INSTRUCTION:
Tell how many lines contain the word "номер". Reply with the number only.

*** PROVIDED RECORDS ***

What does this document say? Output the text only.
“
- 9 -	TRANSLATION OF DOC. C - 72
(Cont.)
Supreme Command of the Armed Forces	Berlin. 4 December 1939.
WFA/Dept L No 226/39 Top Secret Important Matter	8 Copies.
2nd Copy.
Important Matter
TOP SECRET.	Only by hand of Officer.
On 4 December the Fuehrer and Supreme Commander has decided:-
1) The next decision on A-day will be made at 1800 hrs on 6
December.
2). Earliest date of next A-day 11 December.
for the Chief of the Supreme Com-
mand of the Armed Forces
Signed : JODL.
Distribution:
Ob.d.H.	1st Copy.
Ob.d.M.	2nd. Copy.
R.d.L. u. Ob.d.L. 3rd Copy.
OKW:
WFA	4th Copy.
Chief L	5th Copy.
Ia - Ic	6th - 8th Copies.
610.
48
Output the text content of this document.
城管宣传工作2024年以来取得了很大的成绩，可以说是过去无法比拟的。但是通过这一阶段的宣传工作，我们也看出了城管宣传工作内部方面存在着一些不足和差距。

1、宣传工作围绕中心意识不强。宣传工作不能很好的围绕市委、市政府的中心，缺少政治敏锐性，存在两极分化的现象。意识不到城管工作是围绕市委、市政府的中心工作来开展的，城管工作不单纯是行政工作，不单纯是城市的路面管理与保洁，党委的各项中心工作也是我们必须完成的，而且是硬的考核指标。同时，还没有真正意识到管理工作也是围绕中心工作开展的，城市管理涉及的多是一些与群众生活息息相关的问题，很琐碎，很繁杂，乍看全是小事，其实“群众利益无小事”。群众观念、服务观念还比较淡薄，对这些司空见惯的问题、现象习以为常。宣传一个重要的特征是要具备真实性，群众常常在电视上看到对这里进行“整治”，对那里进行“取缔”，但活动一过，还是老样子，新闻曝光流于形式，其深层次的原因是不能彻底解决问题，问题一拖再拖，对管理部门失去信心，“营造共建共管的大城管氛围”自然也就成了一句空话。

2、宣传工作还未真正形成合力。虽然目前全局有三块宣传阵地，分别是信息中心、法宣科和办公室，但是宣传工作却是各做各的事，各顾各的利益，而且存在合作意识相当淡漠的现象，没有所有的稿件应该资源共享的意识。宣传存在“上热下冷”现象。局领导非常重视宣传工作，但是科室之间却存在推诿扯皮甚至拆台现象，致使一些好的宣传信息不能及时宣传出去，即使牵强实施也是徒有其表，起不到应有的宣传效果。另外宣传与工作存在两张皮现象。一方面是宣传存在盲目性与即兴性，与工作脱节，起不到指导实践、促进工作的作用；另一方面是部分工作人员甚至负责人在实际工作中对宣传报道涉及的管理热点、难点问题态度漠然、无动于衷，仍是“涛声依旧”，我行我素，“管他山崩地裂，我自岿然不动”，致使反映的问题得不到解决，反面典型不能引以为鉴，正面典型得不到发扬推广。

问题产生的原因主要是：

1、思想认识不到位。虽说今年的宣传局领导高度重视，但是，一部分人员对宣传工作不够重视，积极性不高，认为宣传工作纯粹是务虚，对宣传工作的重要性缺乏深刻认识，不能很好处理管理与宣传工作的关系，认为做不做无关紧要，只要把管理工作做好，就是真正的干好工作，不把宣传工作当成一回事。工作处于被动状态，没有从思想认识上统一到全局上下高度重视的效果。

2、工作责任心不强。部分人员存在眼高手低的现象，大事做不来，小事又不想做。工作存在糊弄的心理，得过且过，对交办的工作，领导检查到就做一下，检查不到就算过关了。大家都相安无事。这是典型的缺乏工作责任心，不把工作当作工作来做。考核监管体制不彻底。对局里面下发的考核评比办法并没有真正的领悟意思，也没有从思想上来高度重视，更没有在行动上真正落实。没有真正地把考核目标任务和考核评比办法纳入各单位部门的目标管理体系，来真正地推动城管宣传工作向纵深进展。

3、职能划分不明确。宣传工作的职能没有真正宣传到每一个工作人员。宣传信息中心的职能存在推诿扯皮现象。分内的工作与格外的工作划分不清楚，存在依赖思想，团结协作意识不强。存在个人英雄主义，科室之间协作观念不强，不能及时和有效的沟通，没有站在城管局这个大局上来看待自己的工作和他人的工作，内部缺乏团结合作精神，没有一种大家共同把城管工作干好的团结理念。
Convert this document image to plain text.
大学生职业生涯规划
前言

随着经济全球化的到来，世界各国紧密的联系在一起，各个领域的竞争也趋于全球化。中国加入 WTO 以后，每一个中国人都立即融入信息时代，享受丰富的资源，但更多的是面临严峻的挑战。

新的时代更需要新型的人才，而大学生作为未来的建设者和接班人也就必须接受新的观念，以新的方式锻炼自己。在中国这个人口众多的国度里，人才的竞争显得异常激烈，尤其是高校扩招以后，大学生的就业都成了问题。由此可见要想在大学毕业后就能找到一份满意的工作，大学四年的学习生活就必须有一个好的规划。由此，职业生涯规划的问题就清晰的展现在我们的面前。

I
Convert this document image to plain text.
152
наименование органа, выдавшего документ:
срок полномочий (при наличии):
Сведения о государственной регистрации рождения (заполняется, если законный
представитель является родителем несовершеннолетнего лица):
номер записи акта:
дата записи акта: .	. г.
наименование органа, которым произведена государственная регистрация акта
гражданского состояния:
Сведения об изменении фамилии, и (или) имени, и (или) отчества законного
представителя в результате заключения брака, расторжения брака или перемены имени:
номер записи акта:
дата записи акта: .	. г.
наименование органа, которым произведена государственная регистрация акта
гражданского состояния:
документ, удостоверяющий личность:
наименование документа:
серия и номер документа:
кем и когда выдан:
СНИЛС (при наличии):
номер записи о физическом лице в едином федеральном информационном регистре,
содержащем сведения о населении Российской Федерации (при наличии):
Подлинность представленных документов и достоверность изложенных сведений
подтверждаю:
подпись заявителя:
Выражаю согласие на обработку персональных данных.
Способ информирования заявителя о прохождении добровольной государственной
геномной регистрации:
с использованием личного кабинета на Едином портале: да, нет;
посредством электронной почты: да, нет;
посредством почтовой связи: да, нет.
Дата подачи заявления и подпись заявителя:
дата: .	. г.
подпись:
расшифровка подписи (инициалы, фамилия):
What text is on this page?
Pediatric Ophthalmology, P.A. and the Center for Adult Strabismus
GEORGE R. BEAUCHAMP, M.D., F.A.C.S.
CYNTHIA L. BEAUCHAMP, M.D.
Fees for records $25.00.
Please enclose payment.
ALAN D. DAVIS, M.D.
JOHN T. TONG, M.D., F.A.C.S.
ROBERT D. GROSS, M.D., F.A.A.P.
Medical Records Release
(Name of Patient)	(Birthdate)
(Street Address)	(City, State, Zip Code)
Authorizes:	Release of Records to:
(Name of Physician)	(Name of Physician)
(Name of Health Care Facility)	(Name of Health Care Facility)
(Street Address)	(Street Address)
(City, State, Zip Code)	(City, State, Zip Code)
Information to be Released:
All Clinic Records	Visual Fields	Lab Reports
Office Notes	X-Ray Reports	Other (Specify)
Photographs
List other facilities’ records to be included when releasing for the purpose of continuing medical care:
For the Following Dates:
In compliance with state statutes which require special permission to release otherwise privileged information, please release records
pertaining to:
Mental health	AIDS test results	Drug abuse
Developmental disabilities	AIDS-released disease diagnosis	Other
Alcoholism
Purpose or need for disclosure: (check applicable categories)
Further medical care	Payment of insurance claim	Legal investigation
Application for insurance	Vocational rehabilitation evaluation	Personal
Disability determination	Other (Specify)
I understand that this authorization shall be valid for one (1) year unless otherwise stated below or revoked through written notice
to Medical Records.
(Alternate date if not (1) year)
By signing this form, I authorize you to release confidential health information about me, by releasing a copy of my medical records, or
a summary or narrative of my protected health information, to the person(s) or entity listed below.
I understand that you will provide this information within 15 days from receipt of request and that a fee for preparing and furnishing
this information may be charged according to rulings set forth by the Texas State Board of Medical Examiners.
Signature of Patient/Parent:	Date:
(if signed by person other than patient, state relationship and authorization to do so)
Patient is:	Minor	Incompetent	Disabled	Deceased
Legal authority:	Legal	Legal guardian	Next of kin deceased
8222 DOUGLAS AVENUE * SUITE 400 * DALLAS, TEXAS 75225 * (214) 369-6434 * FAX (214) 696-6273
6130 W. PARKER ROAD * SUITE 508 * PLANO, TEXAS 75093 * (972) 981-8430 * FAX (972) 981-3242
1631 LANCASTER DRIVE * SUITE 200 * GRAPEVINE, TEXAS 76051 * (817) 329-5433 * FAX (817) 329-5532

***

SOLUTION:
4